» DIRECTION: Below are some records; reproduce every one of them exactly.
* Begin *
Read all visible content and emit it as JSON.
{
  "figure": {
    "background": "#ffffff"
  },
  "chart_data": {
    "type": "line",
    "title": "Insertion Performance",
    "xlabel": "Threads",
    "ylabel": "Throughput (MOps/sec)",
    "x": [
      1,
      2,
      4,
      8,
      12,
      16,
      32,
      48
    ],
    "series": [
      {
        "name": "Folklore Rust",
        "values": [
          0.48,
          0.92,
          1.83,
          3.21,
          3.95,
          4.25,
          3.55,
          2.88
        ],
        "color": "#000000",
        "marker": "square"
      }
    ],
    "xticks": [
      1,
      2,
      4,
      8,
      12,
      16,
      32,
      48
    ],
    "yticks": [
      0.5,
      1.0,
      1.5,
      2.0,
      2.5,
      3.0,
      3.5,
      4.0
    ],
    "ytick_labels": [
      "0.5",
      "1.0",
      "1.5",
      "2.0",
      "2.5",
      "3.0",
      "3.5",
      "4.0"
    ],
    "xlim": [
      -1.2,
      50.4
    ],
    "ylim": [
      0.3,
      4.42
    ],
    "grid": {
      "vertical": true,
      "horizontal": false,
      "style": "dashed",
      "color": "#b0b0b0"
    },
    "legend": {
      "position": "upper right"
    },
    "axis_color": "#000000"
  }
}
* End *
» RESPONSE TO THE EXERCISE:
Read all visible content and emit it as JSON.
{
  "figure": {
    "background": "#ffffff"
  },
  "chart_data": {
    "type": "line",
    "title": "Insertion Performance",
    "xlabel": "Threads",
    "ylabel": "Throughput (MOps/sec)",
    "x": [
      1,
      2,
      4,
      8,
      12,
      16,
      32,
      48
    ],
    "series": [
      {
        "name": "Folklore Rust",
        "values": [
          0.48,
          0.92,
          1.83,
          3.21,
          3.95,
          4.25,
          3.55,
          2.88
        ],
        "color": "#000000",
        "marker": "square"
      }
    ],
    "xticks": [
      1,
      2,
      4,
      8,
      12,
      16,
      32,
      48
    ],
    "yticks": [
      0.5,
      1.0,
      1.5,
      2.0,
      2.5,
      3.0,
      3.5,
      4.0
    ],
    "ytick_labels": [
      "0.5",
      "1.0",
      "1.5",
      "2.0",
      "2.5",
      "3.0",
      "3.5",
      "4.0"
    ],
    "xlim": [
      -1.2,
      50.4
    ],
    "ylim": [
      0.3,
      4.42
    ],
    "grid": {
      "vertical": true,
      "horizontal": false,
      "style": "dashed",
      "color": "#b0b0b0"
    },
    "legend": {
      "position": "upper right"
    },
    "axis_color": "#000000"
  }
}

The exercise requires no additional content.